Copy each line holding the string "strefą".
------------------------------------------------
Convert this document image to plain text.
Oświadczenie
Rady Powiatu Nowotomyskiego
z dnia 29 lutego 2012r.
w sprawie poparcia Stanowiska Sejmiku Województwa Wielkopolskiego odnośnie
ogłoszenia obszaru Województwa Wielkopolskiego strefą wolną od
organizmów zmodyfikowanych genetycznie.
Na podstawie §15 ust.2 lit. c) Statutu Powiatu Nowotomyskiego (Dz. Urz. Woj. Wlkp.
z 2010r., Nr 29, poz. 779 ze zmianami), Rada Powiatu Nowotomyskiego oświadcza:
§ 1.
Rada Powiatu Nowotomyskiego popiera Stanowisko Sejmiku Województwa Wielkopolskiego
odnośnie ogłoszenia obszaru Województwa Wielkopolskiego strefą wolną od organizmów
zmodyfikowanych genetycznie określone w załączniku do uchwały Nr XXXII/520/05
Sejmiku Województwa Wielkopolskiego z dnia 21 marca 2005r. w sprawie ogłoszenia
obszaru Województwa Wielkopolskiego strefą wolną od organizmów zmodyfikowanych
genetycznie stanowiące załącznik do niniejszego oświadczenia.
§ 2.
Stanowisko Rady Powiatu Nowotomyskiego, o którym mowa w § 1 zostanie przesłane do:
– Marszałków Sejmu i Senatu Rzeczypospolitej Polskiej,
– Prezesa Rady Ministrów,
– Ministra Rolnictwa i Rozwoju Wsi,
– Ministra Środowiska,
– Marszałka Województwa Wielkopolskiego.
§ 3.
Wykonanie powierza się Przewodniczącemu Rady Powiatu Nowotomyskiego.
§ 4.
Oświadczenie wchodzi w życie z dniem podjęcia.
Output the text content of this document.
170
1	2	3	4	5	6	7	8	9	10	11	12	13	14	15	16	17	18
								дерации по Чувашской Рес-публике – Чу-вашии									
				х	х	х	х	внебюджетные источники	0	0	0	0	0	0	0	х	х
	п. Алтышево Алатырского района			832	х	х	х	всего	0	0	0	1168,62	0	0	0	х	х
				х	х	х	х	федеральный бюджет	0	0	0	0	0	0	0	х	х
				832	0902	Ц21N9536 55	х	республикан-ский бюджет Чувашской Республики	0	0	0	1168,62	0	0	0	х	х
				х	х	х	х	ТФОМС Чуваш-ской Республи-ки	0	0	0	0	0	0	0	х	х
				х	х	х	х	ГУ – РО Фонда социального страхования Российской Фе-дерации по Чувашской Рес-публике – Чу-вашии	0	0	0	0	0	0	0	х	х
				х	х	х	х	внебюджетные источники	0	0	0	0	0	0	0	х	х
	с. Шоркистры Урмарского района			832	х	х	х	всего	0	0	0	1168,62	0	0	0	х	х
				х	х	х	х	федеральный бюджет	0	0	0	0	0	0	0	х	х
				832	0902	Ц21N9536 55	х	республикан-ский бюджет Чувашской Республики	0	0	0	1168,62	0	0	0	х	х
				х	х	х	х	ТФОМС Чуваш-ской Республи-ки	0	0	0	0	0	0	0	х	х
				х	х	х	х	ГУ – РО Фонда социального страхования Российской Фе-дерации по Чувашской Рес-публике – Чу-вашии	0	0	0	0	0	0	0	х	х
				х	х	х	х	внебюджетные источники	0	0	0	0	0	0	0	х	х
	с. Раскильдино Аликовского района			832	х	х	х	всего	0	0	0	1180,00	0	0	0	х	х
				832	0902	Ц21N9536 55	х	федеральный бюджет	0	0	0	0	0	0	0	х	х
------------------------------------------------
WRITTEN RESPONSE:
ogłoszenia obszaru Województwa Wielkopolskiego strefą wolną od
odnośnie ogłoszenia obszaru Województwa Wielkopolskiego strefą wolną od organizmów
obszaru Województwa Wielkopolskiego strefą wolną od organizmów zmodyfikowanych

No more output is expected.